- Task instructions -
Repeat the data that follows, word for word, without the images.

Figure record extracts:
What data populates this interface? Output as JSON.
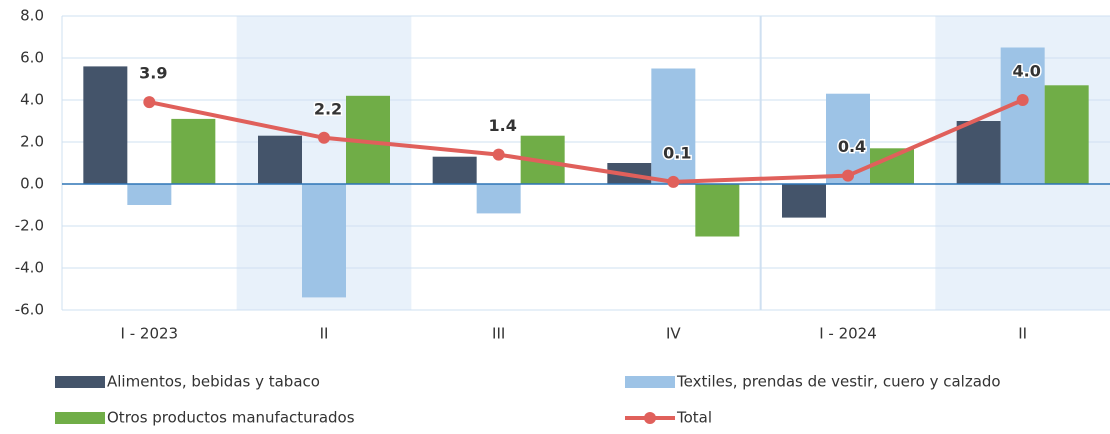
{
  "chart_data": {
    "type": "bar_line",
    "categories": [
      "I - 2023",
      "II",
      "III",
      "IV",
      "I - 2024",
      "II"
    ],
    "series": [
      {
        "name": "Alimentos, bebidas y tabaco",
        "type": "bar",
        "color": "#44546a",
        "values": [
          5.6,
          2.3,
          1.3,
          1.0,
          -1.6,
          3.0
        ]
      },
      {
        "name": "Textiles, prendas de vestir, cuero y calzado",
        "type": "bar",
        "color": "#9dc3e6",
        "values": [
          -1.0,
          -5.4,
          -1.4,
          5.5,
          4.3,
          6.5
        ]
      },
      {
        "name": "Otros productos manufacturados",
        "type": "bar",
        "color": "#70ad47",
        "values": [
          3.1,
          4.2,
          2.3,
          -2.5,
          1.7,
          4.7
        ]
      },
      {
        "name": "Total",
        "type": "line",
        "color": "#e0605b",
        "values": [
          3.9,
          2.2,
          1.4,
          0.1,
          0.4,
          4.0
        ],
        "value_labels": [
          "3.9",
          "2.2",
          "1.4",
          "0.1",
          "0.4",
          "4.0"
        ]
      }
    ],
    "ylim": [
      -6,
      8
    ],
    "yticks": [
      {
        "value": -6,
        "label": "-6.0"
      },
      {
        "value": -4,
        "label": "-4.0"
      },
      {
        "value": -2,
        "label": "-2.0"
      },
      {
        "value": 0,
        "label": "0.0"
      },
      {
        "value": 2,
        "label": "2.0"
      },
      {
        "value": 4,
        "label": "4.0"
      },
      {
        "value": 6,
        "label": "6.0"
      },
      {
        "value": 8,
        "label": "8.0"
      }
    ],
    "shaded_categories": [
      1,
      5
    ],
    "grid": true
  }
}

- Solution -
What data populates this interface? Output as JSON.
{
  "chart_data": {
    "type": "bar_line",
    "categories": [
      "I - 2023",
      "II",
      "III",
      "IV",
      "I - 2024",
      "II"
    ],
    "series": [
      {
        "name": "Alimentos, bebidas y tabaco",
        "type": "bar",
        "color": "#44546a",
        "values": [
          5.6,
          2.3,
          1.3,
          1.0,
          -1.6,
          3.0
        ]
      },
      {
        "name": "Textiles, prendas de vestir, cuero y calzado",
        "type": "bar",
        "color": "#9dc3e6",
        "values": [
          -1.0,
          -5.4,
          -1.4,
          5.5,
          4.3,
          6.5
        ]
      },
      {
        "name": "Otros productos manufacturados",
        "type": "bar",
        "color": "#70ad47",
        "values": [
          3.1,
          4.2,
          2.3,
          -2.5,
          1.7,
          4.7
        ]
      },
      {
        "name": "Total",
        "type": "line",
        "color": "#e0605b",
        "values": [
          3.9,
          2.2,
          1.4,
          0.1,
          0.4,
          4.0
        ],
        "value_labels": [
          "3.9",
          "2.2",
          "1.4",
          "0.1",
          "0.4",
          "4.0"
        ]
      }
    ],
    "ylim": [
      -6,
      8
    ],
    "yticks": [
      {
        "value": -6,
        "label": "-6.0"
      },
      {
        "value": -4,
        "label": "-4.0"
      },
      {
        "value": -2,
        "label": "-2.0"
      },
      {
        "value": 0,
        "label": "0.0"
      },
      {
        "value": 2,
        "label": "2.0"
      },
      {
        "value": 4,
        "label": "4.0"
      },
      {
        "value": 6,
        "label": "6.0"
      },
      {
        "value": 8,
        "label": "8.0"
      }
    ],
    "shaded_categories": [
      1,
      5
    ],
    "grid": true
  }
}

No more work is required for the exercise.